§ SHORT EXERCISE: Will you give every entry again exactly as it stands?

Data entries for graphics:
● ● ● ● ● ● ●

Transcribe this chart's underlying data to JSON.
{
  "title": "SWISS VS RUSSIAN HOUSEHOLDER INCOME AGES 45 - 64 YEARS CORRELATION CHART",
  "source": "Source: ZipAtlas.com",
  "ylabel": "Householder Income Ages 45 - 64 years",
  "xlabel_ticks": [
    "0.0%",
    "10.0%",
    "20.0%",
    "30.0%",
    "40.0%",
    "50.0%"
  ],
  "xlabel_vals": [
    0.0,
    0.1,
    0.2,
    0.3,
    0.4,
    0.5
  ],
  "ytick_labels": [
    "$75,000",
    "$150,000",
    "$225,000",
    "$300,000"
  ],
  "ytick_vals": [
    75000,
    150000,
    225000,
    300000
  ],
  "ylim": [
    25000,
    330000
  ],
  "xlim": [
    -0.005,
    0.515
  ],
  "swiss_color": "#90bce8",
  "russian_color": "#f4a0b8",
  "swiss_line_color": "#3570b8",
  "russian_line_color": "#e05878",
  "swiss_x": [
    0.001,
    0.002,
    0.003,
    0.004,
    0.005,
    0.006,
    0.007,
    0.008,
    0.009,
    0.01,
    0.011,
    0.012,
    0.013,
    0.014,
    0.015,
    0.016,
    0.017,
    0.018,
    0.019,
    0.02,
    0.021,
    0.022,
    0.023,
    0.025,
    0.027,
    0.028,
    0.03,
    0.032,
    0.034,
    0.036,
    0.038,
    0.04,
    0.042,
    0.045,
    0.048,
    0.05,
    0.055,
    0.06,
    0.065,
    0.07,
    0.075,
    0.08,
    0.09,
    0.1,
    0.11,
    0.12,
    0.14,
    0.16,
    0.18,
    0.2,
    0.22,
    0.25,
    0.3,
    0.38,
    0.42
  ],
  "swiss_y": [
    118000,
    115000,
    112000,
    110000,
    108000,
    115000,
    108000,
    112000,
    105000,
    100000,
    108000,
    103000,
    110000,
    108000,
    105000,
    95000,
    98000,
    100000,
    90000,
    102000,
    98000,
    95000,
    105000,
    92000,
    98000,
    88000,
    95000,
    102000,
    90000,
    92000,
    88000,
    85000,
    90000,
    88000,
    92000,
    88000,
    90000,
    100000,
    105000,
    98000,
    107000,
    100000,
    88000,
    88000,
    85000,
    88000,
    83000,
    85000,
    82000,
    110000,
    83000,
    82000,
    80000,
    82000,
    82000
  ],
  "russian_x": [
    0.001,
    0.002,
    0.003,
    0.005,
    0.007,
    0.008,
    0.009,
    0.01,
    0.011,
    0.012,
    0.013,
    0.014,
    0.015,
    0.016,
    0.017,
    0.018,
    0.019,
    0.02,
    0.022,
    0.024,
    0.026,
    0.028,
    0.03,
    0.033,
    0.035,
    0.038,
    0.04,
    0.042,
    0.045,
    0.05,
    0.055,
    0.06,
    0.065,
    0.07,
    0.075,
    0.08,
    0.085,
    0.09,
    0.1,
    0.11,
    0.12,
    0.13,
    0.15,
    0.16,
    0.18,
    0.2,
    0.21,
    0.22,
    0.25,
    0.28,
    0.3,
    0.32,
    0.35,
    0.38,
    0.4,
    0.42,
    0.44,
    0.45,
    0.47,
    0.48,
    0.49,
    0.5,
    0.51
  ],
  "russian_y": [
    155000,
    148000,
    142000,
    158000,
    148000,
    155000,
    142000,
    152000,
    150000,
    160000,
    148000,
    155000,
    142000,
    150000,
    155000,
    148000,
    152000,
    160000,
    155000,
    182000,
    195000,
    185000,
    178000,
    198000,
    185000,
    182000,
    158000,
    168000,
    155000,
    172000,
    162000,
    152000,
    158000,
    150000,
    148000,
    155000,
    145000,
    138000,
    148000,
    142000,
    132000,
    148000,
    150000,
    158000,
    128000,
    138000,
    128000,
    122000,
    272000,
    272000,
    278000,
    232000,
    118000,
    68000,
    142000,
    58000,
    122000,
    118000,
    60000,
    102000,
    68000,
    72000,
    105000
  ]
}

● ● ● ● ● ● ●

§ OUTPUT OF THE EXERCISE:
Transcribe this chart's underlying data to JSON.
{
  "title": "SWISS VS RUSSIAN HOUSEHOLDER INCOME AGES 45 - 64 YEARS CORRELATION CHART",
  "source": "Source: ZipAtlas.com",
  "ylabel": "Householder Income Ages 45 - 64 years",
  "xlabel_ticks": [
    "0.0%",
    "10.0%",
    "20.0%",
    "30.0%",
    "40.0%",
    "50.0%"
  ],
  "xlabel_vals": [
    0.0,
    0.1,
    0.2,
    0.3,
    0.4,
    0.5
  ],
  "ytick_labels": [
    "$75,000",
    "$150,000",
    "$225,000",
    "$300,000"
  ],
  "ytick_vals": [
    75000,
    150000,
    225000,
    300000
  ],
  "ylim": [
    25000,
    330000
  ],
  "xlim": [
    -0.005,
    0.515
  ],
  "swiss_color": "#90bce8",
  "russian_color": "#f4a0b8",
  "swiss_line_color": "#3570b8",
  "russian_line_color": "#e05878",
  "swiss_x": [
    0.001,
    0.002,
    0.003,
    0.004,
    0.005,
    0.006,
    0.007,
    0.008,
    0.009,
    0.01,
    0.011,
    0.012,
    0.013,
    0.014,
    0.015,
    0.016,
    0.017,
    0.018,
    0.019,
    0.02,
    0.021,
    0.022,
    0.023,
    0.025,
    0.027,
    0.028,
    0.03,
    0.032,
    0.034,
    0.036,
    0.038,
    0.04,
    0.042,
    0.045,
    0.048,
    0.05,
    0.055,
    0.06,
    0.065,
    0.07,
    0.075,
    0.08,
    0.09,
    0.1,
    0.11,
    0.12,
    0.14,
    0.16,
    0.18,
    0.2,
    0.22,
    0.25,
    0.3,
    0.38,
    0.42
  ],
  "swiss_y": [
    118000,
    115000,
    112000,
    110000,
    108000,
    115000,
    108000,
    112000,
    105000,
    100000,
    108000,
    103000,
    110000,
    108000,
    105000,
    95000,
    98000,
    100000,
    90000,
    102000,
    98000,
    95000,
    105000,
    92000,
    98000,
    88000,
    95000,
    102000,
    90000,
    92000,
    88000,
    85000,
    90000,
    88000,
    92000,
    88000,
    90000,
    100000,
    105000,
    98000,
    107000,
    100000,
    88000,
    88000,
    85000,
    88000,
    83000,
    85000,
    82000,
    110000,
    83000,
    82000,
    80000,
    82000,
    82000
  ],
  "russian_x": [
    0.001,
    0.002,
    0.003,
    0.005,
    0.007,
    0.008,
    0.009,
    0.01,
    0.011,
    0.012,
    0.013,
    0.014,
    0.015,
    0.016,
    0.017,
    0.018,
    0.019,
    0.02,
    0.022,
    0.024,
    0.026,
    0.028,
    0.03,
    0.033,
    0.035,
    0.038,
    0.04,
    0.042,
    0.045,
    0.05,
    0.055,
    0.06,
    0.065,
    0.07,
    0.075,
    0.08,
    0.085,
    0.09,
    0.1,
    0.11,
    0.12,
    0.13,
    0.15,
    0.16,
    0.18,
    0.2,
    0.21,
    0.22,
    0.25,
    0.28,
    0.3,
    0.32,
    0.35,
    0.38,
    0.4,
    0.42,
    0.44,
    0.45,
    0.47,
    0.48,
    0.49,
    0.5,
    0.51
  ],
  "russian_y": [
    155000,
    148000,
    142000,
    158000,
    148000,
    155000,
    142000,
    152000,
    150000,
    160000,
    148000,
    155000,
    142000,
    150000,
    155000,
    148000,
    152000,
    160000,
    155000,
    182000,
    195000,
    185000,
    178000,
    198000,
    185000,
    182000,
    158000,
    168000,
    155000,
    172000,
    162000,
    152000,
    158000,
    150000,
    148000,
    155000,
    145000,
    138000,
    148000,
    142000,
    132000,
    148000,
    150000,
    158000,
    128000,
    138000,
    128000,
    122000,
    272000,
    272000,
    278000,
    232000,
    118000,
    68000,
    142000,
    58000,
    122000,
    118000,
    60000,
    102000,
    68000,
    72000,
    105000
  ]
}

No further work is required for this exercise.